Brief:
Return each line holding the string "Transcribe".

Figure contents as structured data:
■ ■ ■ ■ ■

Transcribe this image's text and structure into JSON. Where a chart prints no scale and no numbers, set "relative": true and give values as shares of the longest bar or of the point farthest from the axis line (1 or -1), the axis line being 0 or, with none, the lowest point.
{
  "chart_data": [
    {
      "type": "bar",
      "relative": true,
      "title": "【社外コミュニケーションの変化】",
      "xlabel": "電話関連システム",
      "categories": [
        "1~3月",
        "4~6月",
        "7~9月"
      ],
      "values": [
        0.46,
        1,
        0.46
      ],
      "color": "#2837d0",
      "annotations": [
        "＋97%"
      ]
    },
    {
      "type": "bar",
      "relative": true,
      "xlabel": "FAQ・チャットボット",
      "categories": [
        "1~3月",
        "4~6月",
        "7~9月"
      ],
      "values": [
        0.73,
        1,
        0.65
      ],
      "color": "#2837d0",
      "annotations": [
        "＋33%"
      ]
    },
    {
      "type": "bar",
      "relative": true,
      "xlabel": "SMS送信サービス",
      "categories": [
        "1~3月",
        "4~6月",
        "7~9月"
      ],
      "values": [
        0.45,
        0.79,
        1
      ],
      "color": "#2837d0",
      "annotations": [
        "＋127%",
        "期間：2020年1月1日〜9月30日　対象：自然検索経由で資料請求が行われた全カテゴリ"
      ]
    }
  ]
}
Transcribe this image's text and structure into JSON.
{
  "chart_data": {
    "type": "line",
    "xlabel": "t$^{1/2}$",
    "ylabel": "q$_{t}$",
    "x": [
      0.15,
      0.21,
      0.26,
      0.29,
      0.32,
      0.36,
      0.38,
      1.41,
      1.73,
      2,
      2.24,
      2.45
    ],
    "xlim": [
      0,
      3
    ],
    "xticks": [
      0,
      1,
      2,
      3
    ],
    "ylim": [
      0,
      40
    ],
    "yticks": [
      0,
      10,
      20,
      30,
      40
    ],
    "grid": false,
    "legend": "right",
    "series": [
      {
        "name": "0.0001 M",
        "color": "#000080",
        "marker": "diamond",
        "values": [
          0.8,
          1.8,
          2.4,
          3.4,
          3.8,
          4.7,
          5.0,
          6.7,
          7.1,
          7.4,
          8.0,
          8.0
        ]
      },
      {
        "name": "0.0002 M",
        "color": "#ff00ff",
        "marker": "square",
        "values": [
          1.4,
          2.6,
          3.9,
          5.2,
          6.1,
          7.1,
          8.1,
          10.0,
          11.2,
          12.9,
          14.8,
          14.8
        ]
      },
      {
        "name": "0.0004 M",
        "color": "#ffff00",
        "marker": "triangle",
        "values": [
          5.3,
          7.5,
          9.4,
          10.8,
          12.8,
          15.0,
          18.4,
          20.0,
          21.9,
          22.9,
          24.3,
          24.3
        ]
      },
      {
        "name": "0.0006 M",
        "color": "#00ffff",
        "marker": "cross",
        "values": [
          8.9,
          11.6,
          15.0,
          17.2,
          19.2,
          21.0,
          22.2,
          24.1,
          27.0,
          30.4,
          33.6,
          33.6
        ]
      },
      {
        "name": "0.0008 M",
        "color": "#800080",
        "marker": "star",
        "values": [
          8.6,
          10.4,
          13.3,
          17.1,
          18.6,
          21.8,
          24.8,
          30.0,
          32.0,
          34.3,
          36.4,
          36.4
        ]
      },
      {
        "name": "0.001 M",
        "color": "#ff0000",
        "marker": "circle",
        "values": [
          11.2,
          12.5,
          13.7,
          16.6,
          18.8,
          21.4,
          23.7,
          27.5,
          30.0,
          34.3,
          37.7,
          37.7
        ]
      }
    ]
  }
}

■ ■ ■ ■ ■

Result for this exercise:
Transcribe this image's text and structure into JSON. Where a chart prints no scale and no numbers, set "relative": true and give values as shares of the longest bar or of the point farthest from the axis line (1 or -1), the axis line being 0 or, with none, the lowest point.
Transcribe this image's text and structure into JSON.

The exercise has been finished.